*Work to complete*. Return each line of the material verbatim.
:::::
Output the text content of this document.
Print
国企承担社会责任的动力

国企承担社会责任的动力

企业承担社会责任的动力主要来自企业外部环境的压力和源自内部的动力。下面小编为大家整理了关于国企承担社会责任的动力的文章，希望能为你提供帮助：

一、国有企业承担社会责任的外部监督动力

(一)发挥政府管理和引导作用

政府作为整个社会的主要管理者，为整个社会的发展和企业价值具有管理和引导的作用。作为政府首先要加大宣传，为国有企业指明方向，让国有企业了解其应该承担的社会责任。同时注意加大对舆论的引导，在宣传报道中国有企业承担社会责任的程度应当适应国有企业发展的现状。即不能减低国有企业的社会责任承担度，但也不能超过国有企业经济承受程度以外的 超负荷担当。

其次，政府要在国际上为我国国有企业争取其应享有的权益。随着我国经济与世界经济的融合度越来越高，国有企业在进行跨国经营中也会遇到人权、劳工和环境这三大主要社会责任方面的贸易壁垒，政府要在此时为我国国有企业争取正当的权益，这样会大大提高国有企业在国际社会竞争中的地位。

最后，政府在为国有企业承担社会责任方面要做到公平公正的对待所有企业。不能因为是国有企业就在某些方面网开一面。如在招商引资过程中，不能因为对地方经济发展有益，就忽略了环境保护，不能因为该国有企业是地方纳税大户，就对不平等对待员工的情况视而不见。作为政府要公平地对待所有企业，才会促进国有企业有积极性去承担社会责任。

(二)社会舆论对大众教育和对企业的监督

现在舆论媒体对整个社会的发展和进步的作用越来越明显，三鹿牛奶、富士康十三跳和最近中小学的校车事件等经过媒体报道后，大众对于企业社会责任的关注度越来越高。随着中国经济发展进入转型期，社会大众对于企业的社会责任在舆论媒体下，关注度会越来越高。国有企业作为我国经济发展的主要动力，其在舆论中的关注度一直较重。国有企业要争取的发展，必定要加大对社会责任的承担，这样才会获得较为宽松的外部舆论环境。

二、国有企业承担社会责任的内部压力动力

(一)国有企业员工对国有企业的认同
:::::
*Response for this exercise*.
Output the text content of this document.
Print
国企承担社会责任的动力

国企承担社会责任的动力

企业承担社会责任的动力主要来自企业外部环境的压力和源自内部的动力。下面小编为大家整理了关于国企承担社会责任的动力的文章，希望能为你提供帮助：

一、国有企业承担社会责任的外部监督动力

(一)发挥政府管理和引导作用

政府作为整个社会的主要管理者，为整个社会的发展和企业价值具有管理和引导的作用。作为政府首先要加大宣传，为国有企业指明方向，让国有企业了解其应该承担的社会责任。同时注意加大对舆论的引导，在宣传报道中国有企业承担社会责任的程度应当适应国有企业发展的现状。即不能减低国有企业的社会责任承担度，但也不能超过国有企业经济承受程度以外的 超负荷担当。

其次，政府要在国际上为我国国有企业争取其应享有的权益。随着我国经济与世界经济的融合度越来越高，国有企业在进行跨国经营中也会遇到人权、劳工和环境这三大主要社会责任方面的贸易壁垒，政府要在此时为我国国有企业争取正当的权益，这样会大大提高国有企业在国际社会竞争中的地位。

最后，政府在为国有企业承担社会责任方面要做到公平公正的对待所有企业。不能因为是国有企业就在某些方面网开一面。如在招商引资过程中，不能因为对地方经济发展有益，就忽略了环境保护，不能因为该国有企业是地方纳税大户，就对不平等对待员工的情况视而不见。作为政府要公平地对待所有企业，才会促进国有企业有积极性去承担社会责任。

(二)社会舆论对大众教育和对企业的监督

现在舆论媒体对整个社会的发展和进步的作用越来越明显，三鹿牛奶、富士康十三跳和最近中小学的校车事件等经过媒体报道后，大众对于企业社会责任的关注度越来越高。随着中国经济发展进入转型期，社会大众对于企业的社会责任在舆论媒体下，关注度会越来越高。国有企业作为我国经济发展的主要动力，其在舆论中的关注度一直较重。国有企业要争取的发展，必定要加大对社会责任的承担，这样才会获得较为宽松的外部舆论环境。

二、国有企业承担社会责任的内部压力动力

(一)国有企业员工对国有企业的认同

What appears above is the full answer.